RECORDS SHOWN ::
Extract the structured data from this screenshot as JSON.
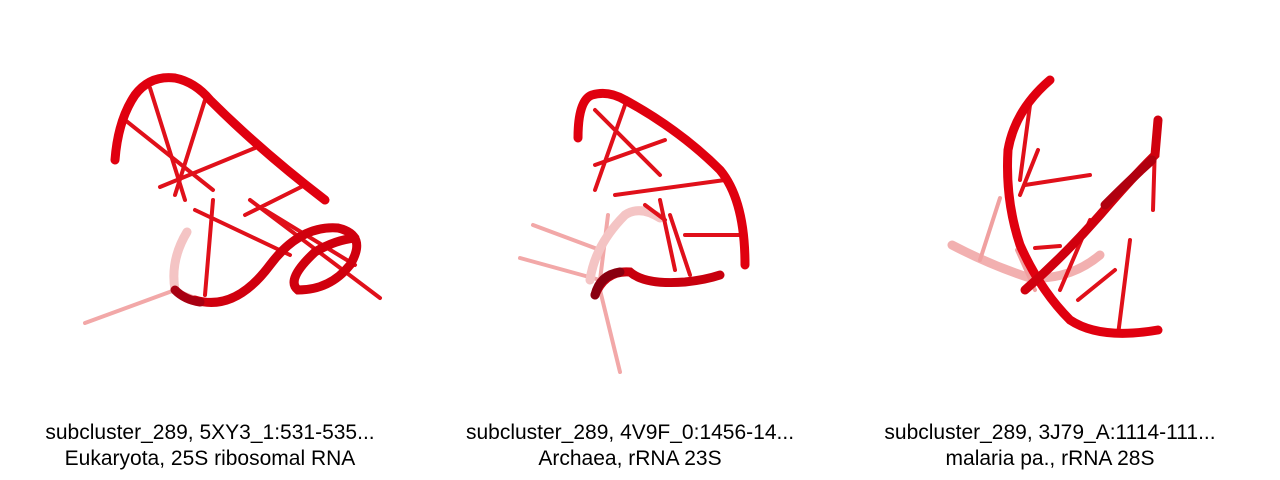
{
  "panels": [
    {
      "line1": "subcluster_289, 5XY3_1:531-535...",
      "line2": "Eukaryota, 25S ribosomal RNA"
    },
    {
      "line1": "subcluster_289, 4V9F_0:1456-14...",
      "line2": "Archaea, rRNA 23S"
    },
    {
      "line1": "subcluster_289, 3J79_A:1114-111...",
      "line2": "malaria pa., rRNA 28S"
    }
  ],
  "colors": {
    "backbone": "#e0000f",
    "backbone_dark": "#9b0010",
    "fade": "#f4b0b0"
  }
}
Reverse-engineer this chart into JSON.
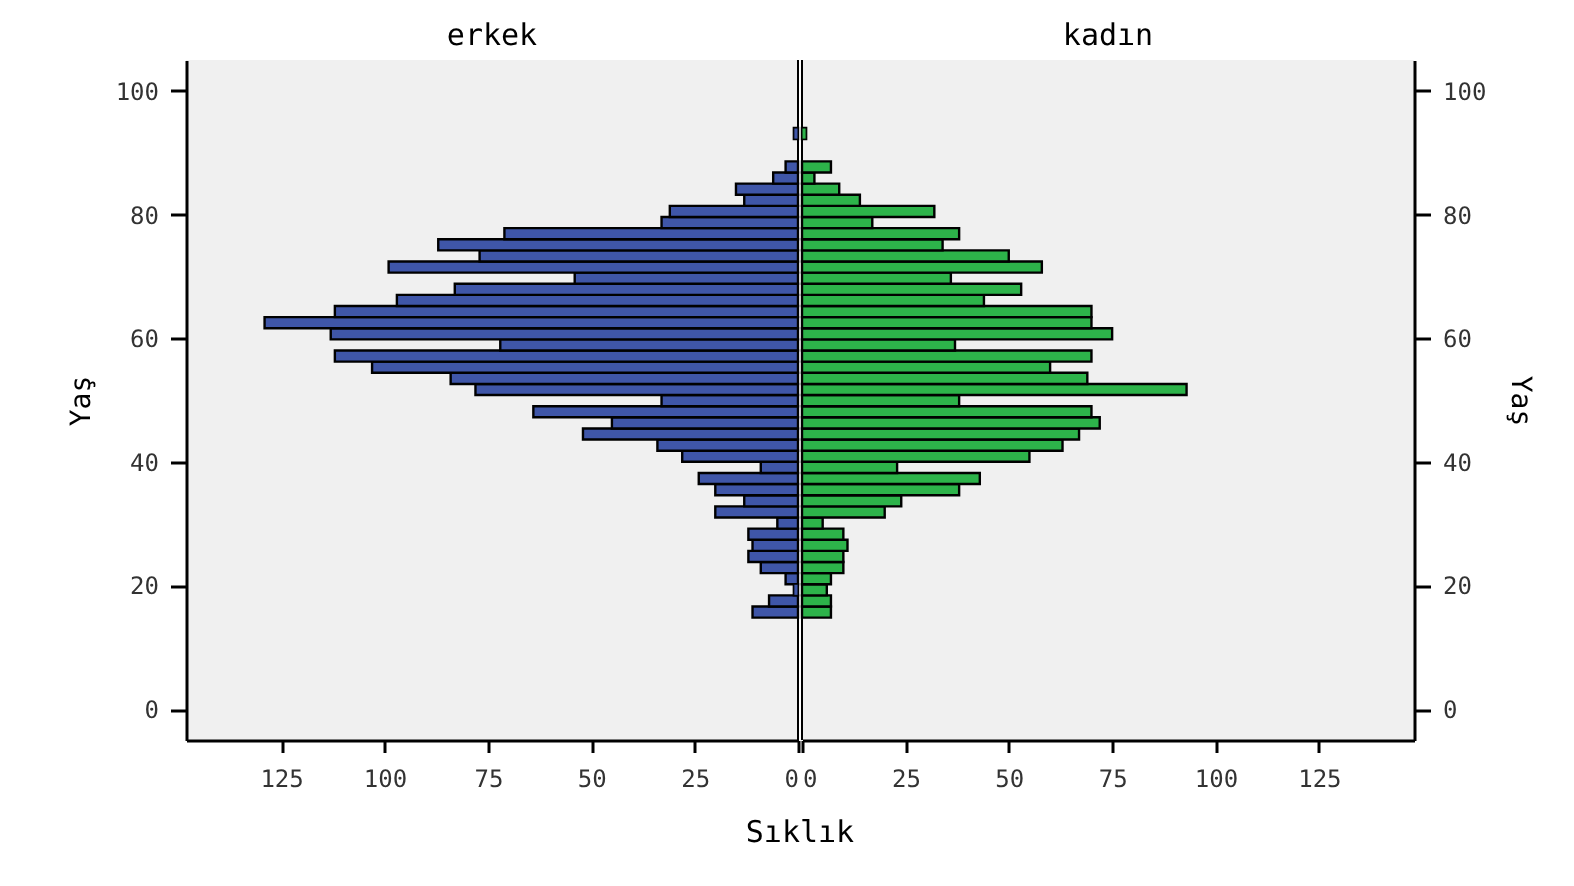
{
  "chart_data": [
    {
      "type": "histogram",
      "orientation": "horizontal",
      "title": "erkek",
      "xlabel": "Sıklık",
      "ylabel": "Yaş",
      "color": "#3f56a8",
      "bins": [
        14.8,
        16.6,
        18.4,
        20.2,
        22,
        23.8,
        25.6,
        27.4,
        29.2,
        31,
        32.8,
        34.6,
        36.4,
        38.2,
        40,
        41.8,
        43.6,
        45.4,
        47.2,
        49,
        50.8,
        52.6,
        54.4,
        56.2,
        58,
        59.8,
        61.6,
        63.4,
        65.2,
        67,
        68.8,
        70.6,
        72.4,
        74.2,
        76,
        77.8,
        79.6,
        81.4,
        83.2,
        85,
        86.8,
        88.6,
        90.4,
        92.2,
        94
      ],
      "values": [
        11,
        7,
        1,
        3,
        9,
        12,
        11,
        12,
        5,
        20,
        13,
        20,
        24,
        9,
        28,
        34,
        52,
        45,
        64,
        33,
        78,
        84,
        103,
        112,
        72,
        113,
        129,
        112,
        97,
        83,
        54,
        99,
        77,
        87,
        71,
        33,
        31,
        13,
        15,
        6,
        3,
        0,
        0,
        1
      ],
      "xlim": [
        148,
        0
      ],
      "xticks": [
        125,
        100,
        75,
        50,
        25,
        0
      ],
      "ylim": [
        -5,
        105
      ],
      "yticks": [
        0,
        20,
        40,
        60,
        80,
        100
      ],
      "grid": false
    },
    {
      "type": "histogram",
      "orientation": "horizontal",
      "title": "kadın",
      "ylabel": "Yaş",
      "color": "#2db34a",
      "bins": [
        14.8,
        16.6,
        18.4,
        20.2,
        22,
        23.8,
        25.6,
        27.4,
        29.2,
        31,
        32.8,
        34.6,
        36.4,
        38.2,
        40,
        41.8,
        43.6,
        45.4,
        47.2,
        49,
        50.8,
        52.6,
        54.4,
        56.2,
        58,
        59.8,
        61.6,
        63.4,
        65.2,
        67,
        68.8,
        70.6,
        72.4,
        74.2,
        76,
        77.8,
        79.6,
        81.4,
        83.2,
        85,
        86.8,
        88.6,
        90.4,
        92.2,
        94
      ],
      "values": [
        7,
        7,
        6,
        7,
        10,
        10,
        11,
        10,
        5,
        20,
        24,
        38,
        43,
        23,
        55,
        63,
        67,
        72,
        70,
        38,
        93,
        69,
        60,
        70,
        37,
        75,
        70,
        70,
        44,
        53,
        36,
        58,
        50,
        34,
        38,
        17,
        32,
        14,
        9,
        3,
        7,
        0,
        0,
        1
      ],
      "xlim": [
        0,
        148
      ],
      "xticks": [
        0,
        25,
        50,
        75,
        100,
        125
      ],
      "ylim": [
        -5,
        105
      ],
      "yticks": [
        0,
        20,
        40,
        60,
        80,
        100
      ],
      "grid": false
    }
  ]
}
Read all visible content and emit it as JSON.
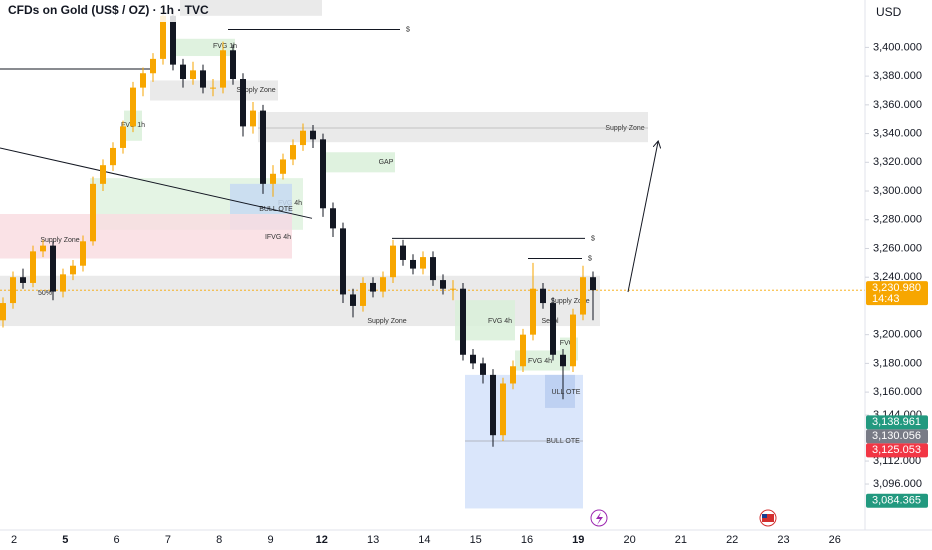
{
  "chart_data": {
    "type": "candlestick",
    "title": "CFDs on Gold (US$ / OZ) · 1h · TVC",
    "currency": "USD",
    "up_color": "#f7a600",
    "down_color": "#131722",
    "categories": [
      "2",
      "5",
      "6",
      "7",
      "8",
      "9",
      "12",
      "13",
      "14",
      "15",
      "16",
      "19",
      "20",
      "21",
      "22",
      "23",
      "26"
    ],
    "ylim": [
      3064,
      3433
    ],
    "yticks": [
      {
        "value": 3400,
        "label": "3,400.000"
      },
      {
        "value": 3380,
        "label": "3,380.000"
      },
      {
        "value": 3360,
        "label": "3,360.000"
      },
      {
        "value": 3340,
        "label": "3,340.000"
      },
      {
        "value": 3320,
        "label": "3,320.000"
      },
      {
        "value": 3300,
        "label": "3,300.000"
      },
      {
        "value": 3280,
        "label": "3,280.000"
      },
      {
        "value": 3260,
        "label": "3,260.000"
      },
      {
        "value": 3240,
        "label": "3,240.000"
      },
      {
        "value": 3200,
        "label": "3,200.000"
      },
      {
        "value": 3180,
        "label": "3,180.000"
      },
      {
        "value": 3160,
        "label": "3,160.000"
      },
      {
        "value": 3144,
        "label": "3,144.000"
      },
      {
        "value": 3112,
        "label": "3,112.000"
      },
      {
        "value": 3096,
        "label": "3,096.000"
      }
    ],
    "open": [
      3210,
      3222,
      3240,
      3236,
      3258,
      3262,
      3230,
      3242,
      3248,
      3265,
      3305,
      3318,
      3330,
      3345,
      3372,
      3382,
      3392,
      3422,
      3388,
      3378,
      3384,
      3372,
      3372,
      3398,
      3378,
      3345,
      3356,
      3305,
      3312,
      3322,
      3332,
      3342,
      3336,
      3288,
      3274,
      3228,
      3220,
      3236,
      3230,
      3240,
      3262,
      3252,
      3246,
      3254,
      3238,
      3232,
      3232,
      3186,
      3180,
      3172,
      3130,
      3166,
      3178,
      3200,
      3232,
      3222,
      3186,
      3178,
      3214,
      3240
    ],
    "high": [
      3226,
      3244,
      3246,
      3262,
      3266,
      3265,
      3246,
      3252,
      3269,
      3310,
      3322,
      3334,
      3349,
      3376,
      3386,
      3396,
      3430,
      3426,
      3392,
      3390,
      3388,
      3378,
      3404,
      3402,
      3382,
      3362,
      3360,
      3318,
      3326,
      3336,
      3347,
      3346,
      3340,
      3292,
      3278,
      3232,
      3240,
      3240,
      3244,
      3266,
      3266,
      3256,
      3258,
      3258,
      3242,
      3238,
      3236,
      3190,
      3184,
      3176,
      3170,
      3182,
      3204,
      3250,
      3236,
      3226,
      3190,
      3218,
      3248,
      3244
    ],
    "low": [
      3205,
      3218,
      3232,
      3233,
      3254,
      3224,
      3226,
      3238,
      3244,
      3262,
      3300,
      3314,
      3326,
      3341,
      3366,
      3376,
      3388,
      3384,
      3372,
      3374,
      3368,
      3366,
      3368,
      3374,
      3338,
      3340,
      3298,
      3296,
      3308,
      3318,
      3328,
      3330,
      3282,
      3268,
      3222,
      3212,
      3216,
      3226,
      3226,
      3236,
      3248,
      3242,
      3242,
      3234,
      3228,
      3224,
      3182,
      3176,
      3166,
      3122,
      3126,
      3162,
      3174,
      3196,
      3218,
      3182,
      3155,
      3174,
      3210,
      3210
    ],
    "close": [
      3222,
      3240,
      3236,
      3258,
      3262,
      3230,
      3242,
      3248,
      3265,
      3305,
      3318,
      3330,
      3345,
      3372,
      3382,
      3392,
      3422,
      3388,
      3378,
      3384,
      3372,
      3372,
      3398,
      3378,
      3345,
      3356,
      3305,
      3312,
      3322,
      3332,
      3342,
      3336,
      3288,
      3274,
      3228,
      3220,
      3236,
      3230,
      3240,
      3262,
      3252,
      3246,
      3254,
      3238,
      3232,
      3232,
      3186,
      3180,
      3172,
      3130,
      3166,
      3178,
      3200,
      3232,
      3222,
      3186,
      3178,
      3214,
      3240,
      3231
    ],
    "zones": [
      {
        "range": [
          3422,
          3433
        ],
        "color": "#e6e6e6"
      },
      {
        "label": "FVG 1h",
        "range": [
          3394,
          3406
        ],
        "color": "#d9f0d9"
      },
      {
        "label": "Supply Zone",
        "range": [
          3363,
          3377
        ],
        "color": "#e6e6e6"
      },
      {
        "label": "FVG 1h",
        "range": [
          3335,
          3356
        ],
        "color": "#d9f0d9"
      },
      {
        "label": "Supply Zone",
        "range": [
          3334,
          3355
        ],
        "color": "#e6e6e6"
      },
      {
        "label": "GAP",
        "range": [
          3313,
          3327
        ],
        "color": "#d9f0d9"
      },
      {
        "label": "FVG 4h",
        "range": [
          3273,
          3309
        ],
        "color": "#dff2df"
      },
      {
        "label": "BULL OTE",
        "range": [
          3273,
          3305
        ],
        "color": "#c7d9f2"
      },
      {
        "label": "IFVG 4h",
        "range": [
          3253,
          3284
        ],
        "color": "#f9dde2"
      },
      {
        "label": "Supply Zone",
        "range": [
          3206,
          3241
        ],
        "color": "#e6e6e6"
      },
      {
        "label": "FVG 4h",
        "range": [
          3196,
          3224
        ],
        "color": "#d9f0d9"
      },
      {
        "label": "FVG 4h",
        "range": [
          3175,
          3189
        ],
        "color": "#d9f0d9"
      },
      {
        "label": "FVG",
        "range": [
          3182,
          3198
        ],
        "color": "#d9f0d9"
      },
      {
        "label": "BULL OTE",
        "range": [
          3079,
          3172
        ],
        "color": "#d3e2fa"
      },
      {
        "label": "ULL OTE",
        "range": [
          3149,
          3172
        ],
        "color": "#b9cdf0"
      }
    ],
    "levels": [
      {
        "value": 3412.5,
        "label": "$"
      },
      {
        "value": 3267,
        "label": "$"
      },
      {
        "value": 3253,
        "label": "$"
      }
    ],
    "lines": [
      [
        3330,
        3281
      ],
      [
        3385,
        3385
      ]
    ],
    "annotations": [
      "Supply Zone",
      "50%",
      "Supply Zone",
      "Sellpl"
    ],
    "price_labels": [
      {
        "value": 3230.98,
        "label": "3,230.980",
        "color": "#f7a600"
      },
      {
        "value": 3138.961,
        "label": "3,138.961",
        "color": "#22997f"
      },
      {
        "value": 3130.056,
        "label": "3,130.056",
        "color": "#787b86"
      },
      {
        "value": 3125.053,
        "label": "3,125.053",
        "color": "#f23645"
      },
      {
        "value": 3084.365,
        "label": "3,084.365",
        "color": "#22997f"
      }
    ],
    "countdown": "14:43"
  }
}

WHAT TO DO :: Go over the data above and copy every line that has the word "JSON" in it.

FULL OUTPUT ::
Extract the structured data from this screenshot as JSON.
Reverse-engineer this chart into JSON.
Read all visible content and emit it as JSON.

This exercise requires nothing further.